PROVIDED RECORDS:
────

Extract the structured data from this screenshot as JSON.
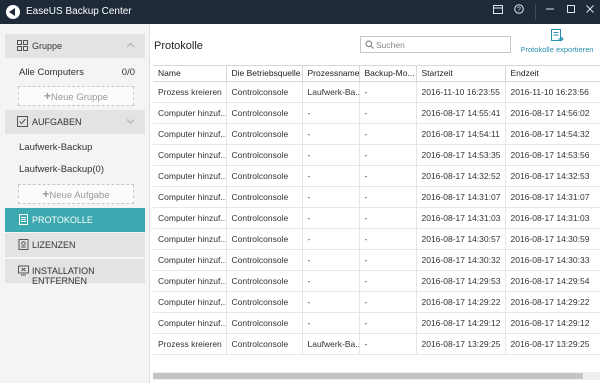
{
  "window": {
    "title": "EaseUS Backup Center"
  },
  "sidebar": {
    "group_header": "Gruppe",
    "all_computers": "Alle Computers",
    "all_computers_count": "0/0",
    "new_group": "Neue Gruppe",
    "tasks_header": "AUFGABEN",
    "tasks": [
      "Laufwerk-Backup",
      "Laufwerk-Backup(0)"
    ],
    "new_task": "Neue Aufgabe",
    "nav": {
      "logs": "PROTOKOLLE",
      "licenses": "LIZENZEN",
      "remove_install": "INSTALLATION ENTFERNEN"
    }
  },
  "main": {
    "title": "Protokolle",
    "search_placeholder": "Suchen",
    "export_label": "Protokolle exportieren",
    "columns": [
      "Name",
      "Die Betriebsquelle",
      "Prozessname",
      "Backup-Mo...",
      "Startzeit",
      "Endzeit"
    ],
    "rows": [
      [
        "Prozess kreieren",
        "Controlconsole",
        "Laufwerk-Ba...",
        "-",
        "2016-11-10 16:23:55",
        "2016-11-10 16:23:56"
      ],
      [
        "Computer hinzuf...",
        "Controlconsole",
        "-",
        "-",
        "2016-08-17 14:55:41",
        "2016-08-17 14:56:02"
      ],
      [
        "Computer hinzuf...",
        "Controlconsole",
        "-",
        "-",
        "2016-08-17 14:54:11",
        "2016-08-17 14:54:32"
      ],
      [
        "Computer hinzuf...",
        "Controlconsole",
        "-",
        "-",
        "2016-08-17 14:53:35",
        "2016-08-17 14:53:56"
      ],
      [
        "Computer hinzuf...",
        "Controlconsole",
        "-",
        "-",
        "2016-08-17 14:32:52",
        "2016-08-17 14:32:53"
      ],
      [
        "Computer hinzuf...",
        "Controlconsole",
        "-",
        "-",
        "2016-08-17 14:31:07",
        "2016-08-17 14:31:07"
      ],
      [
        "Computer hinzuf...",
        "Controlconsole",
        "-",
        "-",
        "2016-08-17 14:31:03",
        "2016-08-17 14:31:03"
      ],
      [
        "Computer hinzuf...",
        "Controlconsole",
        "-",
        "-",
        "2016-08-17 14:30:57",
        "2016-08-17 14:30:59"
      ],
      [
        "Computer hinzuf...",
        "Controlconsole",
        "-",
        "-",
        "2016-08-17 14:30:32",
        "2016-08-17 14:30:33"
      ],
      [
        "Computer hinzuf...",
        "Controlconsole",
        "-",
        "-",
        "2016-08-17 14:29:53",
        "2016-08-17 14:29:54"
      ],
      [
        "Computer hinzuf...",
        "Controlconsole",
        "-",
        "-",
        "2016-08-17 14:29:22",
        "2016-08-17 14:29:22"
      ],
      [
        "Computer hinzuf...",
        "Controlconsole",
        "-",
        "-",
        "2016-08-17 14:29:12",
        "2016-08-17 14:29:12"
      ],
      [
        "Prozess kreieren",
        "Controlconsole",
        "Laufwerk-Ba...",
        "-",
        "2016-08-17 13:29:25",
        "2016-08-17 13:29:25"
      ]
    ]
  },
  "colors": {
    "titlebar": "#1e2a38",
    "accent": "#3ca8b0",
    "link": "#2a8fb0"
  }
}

────

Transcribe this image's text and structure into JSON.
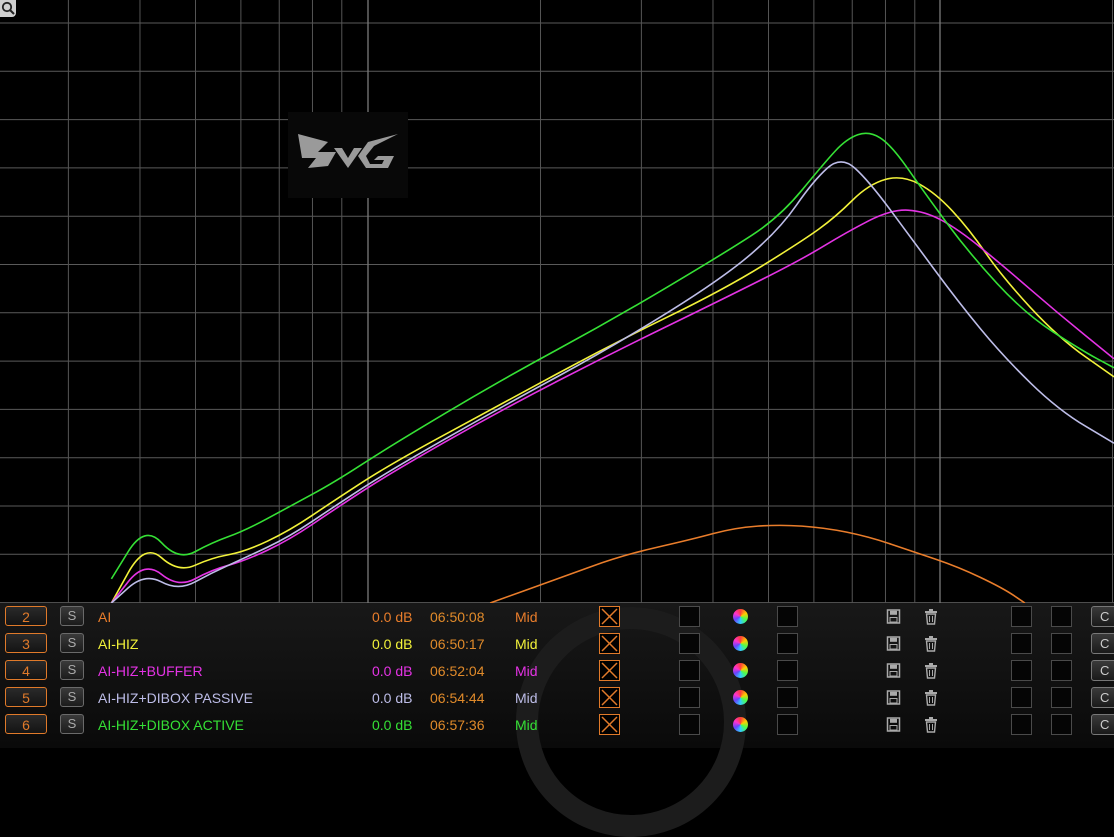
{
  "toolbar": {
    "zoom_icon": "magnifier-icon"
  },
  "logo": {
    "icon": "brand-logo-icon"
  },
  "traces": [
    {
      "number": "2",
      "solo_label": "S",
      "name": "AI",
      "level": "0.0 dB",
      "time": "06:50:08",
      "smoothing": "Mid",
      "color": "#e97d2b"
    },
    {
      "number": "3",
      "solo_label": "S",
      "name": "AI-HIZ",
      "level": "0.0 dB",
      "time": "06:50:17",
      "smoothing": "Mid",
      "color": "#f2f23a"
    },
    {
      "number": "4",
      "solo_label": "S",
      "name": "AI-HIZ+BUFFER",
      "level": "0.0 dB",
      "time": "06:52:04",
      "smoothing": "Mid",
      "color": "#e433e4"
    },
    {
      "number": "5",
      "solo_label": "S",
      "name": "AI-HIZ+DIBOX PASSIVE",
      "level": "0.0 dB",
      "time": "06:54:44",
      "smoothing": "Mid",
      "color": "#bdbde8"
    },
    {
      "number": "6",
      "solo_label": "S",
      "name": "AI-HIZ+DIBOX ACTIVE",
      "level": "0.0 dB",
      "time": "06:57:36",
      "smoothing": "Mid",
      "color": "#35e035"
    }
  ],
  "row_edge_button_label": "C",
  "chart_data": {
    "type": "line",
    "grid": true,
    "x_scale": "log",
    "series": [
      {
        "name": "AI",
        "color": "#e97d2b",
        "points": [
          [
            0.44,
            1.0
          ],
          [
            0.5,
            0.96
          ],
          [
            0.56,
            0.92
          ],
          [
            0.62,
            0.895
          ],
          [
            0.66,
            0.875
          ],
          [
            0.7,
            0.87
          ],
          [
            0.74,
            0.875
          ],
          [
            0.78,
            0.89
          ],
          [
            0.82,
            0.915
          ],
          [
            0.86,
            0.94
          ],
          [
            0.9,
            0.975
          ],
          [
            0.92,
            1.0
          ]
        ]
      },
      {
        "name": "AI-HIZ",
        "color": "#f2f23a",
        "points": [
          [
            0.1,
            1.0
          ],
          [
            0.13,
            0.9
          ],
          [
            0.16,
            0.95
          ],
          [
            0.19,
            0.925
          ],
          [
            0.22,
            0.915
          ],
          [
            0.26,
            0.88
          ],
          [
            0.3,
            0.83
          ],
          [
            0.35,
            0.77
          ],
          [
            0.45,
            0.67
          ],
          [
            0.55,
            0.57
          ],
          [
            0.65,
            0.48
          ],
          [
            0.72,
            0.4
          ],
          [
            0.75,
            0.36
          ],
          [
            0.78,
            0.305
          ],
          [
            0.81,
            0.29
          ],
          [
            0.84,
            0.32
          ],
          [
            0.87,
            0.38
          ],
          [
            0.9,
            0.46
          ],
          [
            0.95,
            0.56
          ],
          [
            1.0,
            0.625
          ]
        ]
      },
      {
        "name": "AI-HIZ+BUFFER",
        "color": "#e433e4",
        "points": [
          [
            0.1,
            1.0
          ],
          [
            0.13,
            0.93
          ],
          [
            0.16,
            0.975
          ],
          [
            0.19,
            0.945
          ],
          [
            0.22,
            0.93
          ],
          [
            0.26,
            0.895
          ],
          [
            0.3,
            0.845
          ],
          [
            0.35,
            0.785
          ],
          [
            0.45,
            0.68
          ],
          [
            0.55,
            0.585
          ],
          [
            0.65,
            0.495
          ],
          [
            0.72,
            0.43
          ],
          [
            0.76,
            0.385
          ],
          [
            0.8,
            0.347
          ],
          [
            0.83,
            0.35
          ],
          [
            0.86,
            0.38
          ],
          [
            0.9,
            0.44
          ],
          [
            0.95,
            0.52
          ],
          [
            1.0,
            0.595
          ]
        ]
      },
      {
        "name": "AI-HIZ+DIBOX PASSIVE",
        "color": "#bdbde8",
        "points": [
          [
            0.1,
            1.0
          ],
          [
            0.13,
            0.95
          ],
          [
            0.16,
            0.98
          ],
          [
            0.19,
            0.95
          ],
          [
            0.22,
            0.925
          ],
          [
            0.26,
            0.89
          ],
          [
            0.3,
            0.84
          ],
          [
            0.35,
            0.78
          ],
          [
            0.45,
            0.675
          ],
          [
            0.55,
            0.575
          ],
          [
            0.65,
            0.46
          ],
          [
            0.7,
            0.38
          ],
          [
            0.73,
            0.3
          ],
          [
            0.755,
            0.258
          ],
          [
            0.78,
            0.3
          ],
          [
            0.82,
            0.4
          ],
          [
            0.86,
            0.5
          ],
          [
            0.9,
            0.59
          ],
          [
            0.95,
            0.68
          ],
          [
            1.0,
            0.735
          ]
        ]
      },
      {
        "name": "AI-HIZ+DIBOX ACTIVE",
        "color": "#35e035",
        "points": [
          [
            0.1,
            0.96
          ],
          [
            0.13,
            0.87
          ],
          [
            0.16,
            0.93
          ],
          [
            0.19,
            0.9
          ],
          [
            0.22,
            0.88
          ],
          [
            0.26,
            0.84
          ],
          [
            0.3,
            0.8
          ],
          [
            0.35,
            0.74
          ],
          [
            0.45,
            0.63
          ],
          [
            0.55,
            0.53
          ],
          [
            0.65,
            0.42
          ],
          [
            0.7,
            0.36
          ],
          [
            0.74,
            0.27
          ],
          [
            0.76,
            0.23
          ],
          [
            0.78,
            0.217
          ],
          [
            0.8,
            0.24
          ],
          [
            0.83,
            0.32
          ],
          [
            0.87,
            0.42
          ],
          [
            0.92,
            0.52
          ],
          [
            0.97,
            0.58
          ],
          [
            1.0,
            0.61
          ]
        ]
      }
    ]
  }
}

────

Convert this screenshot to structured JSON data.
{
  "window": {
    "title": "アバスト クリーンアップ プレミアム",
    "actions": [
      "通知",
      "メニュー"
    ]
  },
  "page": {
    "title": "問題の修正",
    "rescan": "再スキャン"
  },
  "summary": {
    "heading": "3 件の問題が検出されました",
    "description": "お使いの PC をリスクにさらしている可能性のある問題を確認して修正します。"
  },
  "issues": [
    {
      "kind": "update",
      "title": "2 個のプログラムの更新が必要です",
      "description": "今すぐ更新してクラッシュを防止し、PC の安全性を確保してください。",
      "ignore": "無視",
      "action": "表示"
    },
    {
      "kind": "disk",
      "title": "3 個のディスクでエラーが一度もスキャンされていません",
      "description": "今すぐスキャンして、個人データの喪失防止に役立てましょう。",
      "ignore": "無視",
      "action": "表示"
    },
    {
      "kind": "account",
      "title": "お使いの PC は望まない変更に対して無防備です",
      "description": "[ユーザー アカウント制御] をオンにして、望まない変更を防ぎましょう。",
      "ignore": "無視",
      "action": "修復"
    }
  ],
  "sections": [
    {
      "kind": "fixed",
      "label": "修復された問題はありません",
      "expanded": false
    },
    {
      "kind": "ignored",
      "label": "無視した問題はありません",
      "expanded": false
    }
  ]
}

────

PROBLEM TO WORK ON: Check each line of the records for the word "icon" and extract those that contain it.

EXPECTED ANSWER:
    "zoom_icon": "magnifier-icon"
    "icon": "brand-logo-icon"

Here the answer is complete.